Instruction: Write out the records that appear below, verbatim and complete, but without pictures.

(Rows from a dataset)
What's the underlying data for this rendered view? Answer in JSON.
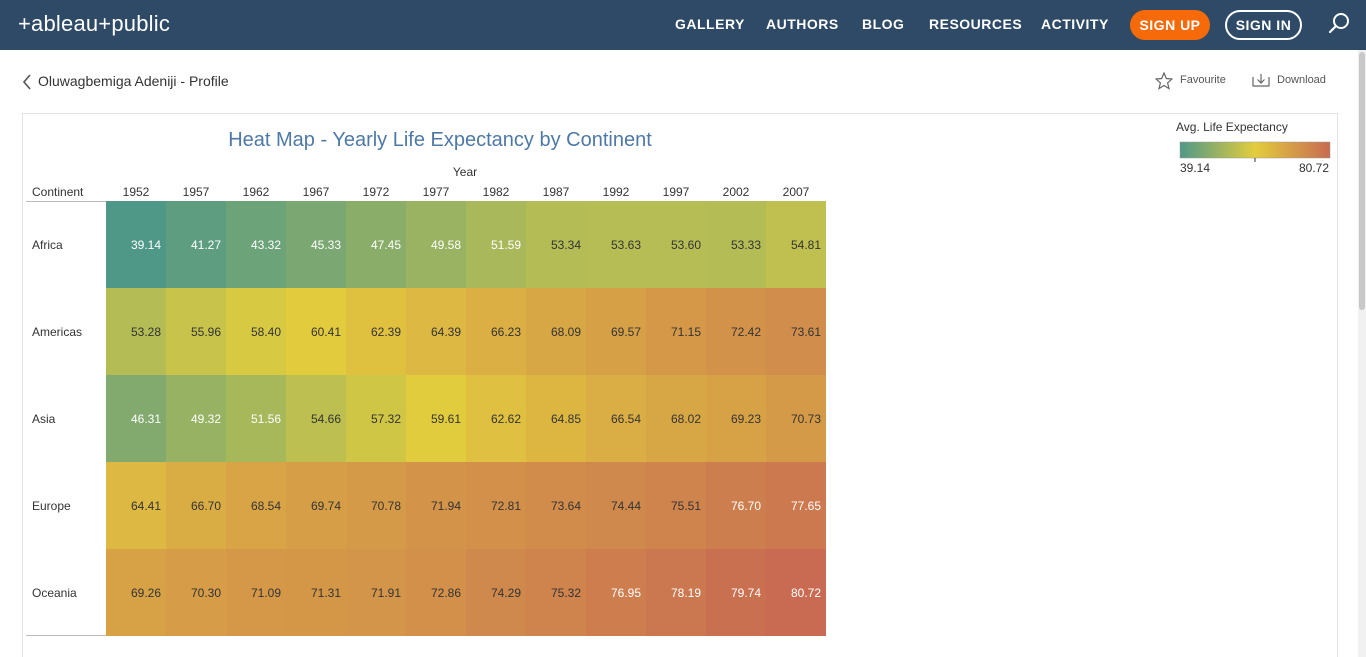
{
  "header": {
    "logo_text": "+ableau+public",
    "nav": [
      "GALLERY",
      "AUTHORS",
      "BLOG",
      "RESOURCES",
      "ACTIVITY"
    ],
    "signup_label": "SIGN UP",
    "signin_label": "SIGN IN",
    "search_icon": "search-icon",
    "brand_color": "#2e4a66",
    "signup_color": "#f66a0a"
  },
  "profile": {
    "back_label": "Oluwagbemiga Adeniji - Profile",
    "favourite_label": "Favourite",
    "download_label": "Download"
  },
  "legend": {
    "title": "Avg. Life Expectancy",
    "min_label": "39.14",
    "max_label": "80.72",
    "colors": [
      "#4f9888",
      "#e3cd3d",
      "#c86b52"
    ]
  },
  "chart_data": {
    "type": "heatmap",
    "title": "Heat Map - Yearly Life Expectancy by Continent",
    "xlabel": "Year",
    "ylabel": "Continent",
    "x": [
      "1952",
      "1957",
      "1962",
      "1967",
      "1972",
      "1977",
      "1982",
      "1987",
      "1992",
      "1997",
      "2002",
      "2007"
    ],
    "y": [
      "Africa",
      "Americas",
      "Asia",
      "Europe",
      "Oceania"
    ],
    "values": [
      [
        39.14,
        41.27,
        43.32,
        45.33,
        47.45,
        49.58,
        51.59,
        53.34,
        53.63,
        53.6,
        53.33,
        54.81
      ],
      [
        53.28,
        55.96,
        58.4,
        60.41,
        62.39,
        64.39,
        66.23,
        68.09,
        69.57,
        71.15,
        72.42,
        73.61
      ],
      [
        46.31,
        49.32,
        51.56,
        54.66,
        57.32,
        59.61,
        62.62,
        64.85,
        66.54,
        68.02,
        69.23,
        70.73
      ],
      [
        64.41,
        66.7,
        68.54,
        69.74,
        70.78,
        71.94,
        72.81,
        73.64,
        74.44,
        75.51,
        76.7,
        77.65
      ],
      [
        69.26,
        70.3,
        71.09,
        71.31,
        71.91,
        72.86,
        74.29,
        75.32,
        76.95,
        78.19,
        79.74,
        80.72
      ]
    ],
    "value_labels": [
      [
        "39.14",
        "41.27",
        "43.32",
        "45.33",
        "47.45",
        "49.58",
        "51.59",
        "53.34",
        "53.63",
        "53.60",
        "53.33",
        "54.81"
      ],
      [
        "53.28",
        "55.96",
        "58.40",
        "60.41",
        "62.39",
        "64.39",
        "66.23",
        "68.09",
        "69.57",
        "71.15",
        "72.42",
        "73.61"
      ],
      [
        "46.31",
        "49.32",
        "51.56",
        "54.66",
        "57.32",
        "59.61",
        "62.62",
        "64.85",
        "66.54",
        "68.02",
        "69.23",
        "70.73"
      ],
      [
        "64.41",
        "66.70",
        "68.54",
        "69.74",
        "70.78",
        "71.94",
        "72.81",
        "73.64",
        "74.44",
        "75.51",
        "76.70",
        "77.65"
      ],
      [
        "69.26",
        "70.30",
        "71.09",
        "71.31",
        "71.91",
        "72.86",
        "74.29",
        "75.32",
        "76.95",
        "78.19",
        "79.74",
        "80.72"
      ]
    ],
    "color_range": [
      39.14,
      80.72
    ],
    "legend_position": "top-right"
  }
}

Solution below:
What's the underlying data for this rendered view? Answer in JSON.
{
  "header": {
    "logo_text": "+ableau+public",
    "nav": [
      "GALLERY",
      "AUTHORS",
      "BLOG",
      "RESOURCES",
      "ACTIVITY"
    ],
    "signup_label": "SIGN UP",
    "signin_label": "SIGN IN",
    "search_icon": "search-icon",
    "brand_color": "#2e4a66",
    "signup_color": "#f66a0a"
  },
  "profile": {
    "back_label": "Oluwagbemiga Adeniji - Profile",
    "favourite_label": "Favourite",
    "download_label": "Download"
  },
  "legend": {
    "title": "Avg. Life Expectancy",
    "min_label": "39.14",
    "max_label": "80.72",
    "colors": [
      "#4f9888",
      "#e3cd3d",
      "#c86b52"
    ]
  },
  "chart_data": {
    "type": "heatmap",
    "title": "Heat Map - Yearly Life Expectancy by Continent",
    "xlabel": "Year",
    "ylabel": "Continent",
    "x": [
      "1952",
      "1957",
      "1962",
      "1967",
      "1972",
      "1977",
      "1982",
      "1987",
      "1992",
      "1997",
      "2002",
      "2007"
    ],
    "y": [
      "Africa",
      "Americas",
      "Asia",
      "Europe",
      "Oceania"
    ],
    "values": [
      [
        39.14,
        41.27,
        43.32,
        45.33,
        47.45,
        49.58,
        51.59,
        53.34,
        53.63,
        53.6,
        53.33,
        54.81
      ],
      [
        53.28,
        55.96,
        58.4,
        60.41,
        62.39,
        64.39,
        66.23,
        68.09,
        69.57,
        71.15,
        72.42,
        73.61
      ],
      [
        46.31,
        49.32,
        51.56,
        54.66,
        57.32,
        59.61,
        62.62,
        64.85,
        66.54,
        68.02,
        69.23,
        70.73
      ],
      [
        64.41,
        66.7,
        68.54,
        69.74,
        70.78,
        71.94,
        72.81,
        73.64,
        74.44,
        75.51,
        76.7,
        77.65
      ],
      [
        69.26,
        70.3,
        71.09,
        71.31,
        71.91,
        72.86,
        74.29,
        75.32,
        76.95,
        78.19,
        79.74,
        80.72
      ]
    ],
    "value_labels": [
      [
        "39.14",
        "41.27",
        "43.32",
        "45.33",
        "47.45",
        "49.58",
        "51.59",
        "53.34",
        "53.63",
        "53.60",
        "53.33",
        "54.81"
      ],
      [
        "53.28",
        "55.96",
        "58.40",
        "60.41",
        "62.39",
        "64.39",
        "66.23",
        "68.09",
        "69.57",
        "71.15",
        "72.42",
        "73.61"
      ],
      [
        "46.31",
        "49.32",
        "51.56",
        "54.66",
        "57.32",
        "59.61",
        "62.62",
        "64.85",
        "66.54",
        "68.02",
        "69.23",
        "70.73"
      ],
      [
        "64.41",
        "66.70",
        "68.54",
        "69.74",
        "70.78",
        "71.94",
        "72.81",
        "73.64",
        "74.44",
        "75.51",
        "76.70",
        "77.65"
      ],
      [
        "69.26",
        "70.30",
        "71.09",
        "71.31",
        "71.91",
        "72.86",
        "74.29",
        "75.32",
        "76.95",
        "78.19",
        "79.74",
        "80.72"
      ]
    ],
    "color_range": [
      39.14,
      80.72
    ],
    "legend_position": "top-right"
  }
}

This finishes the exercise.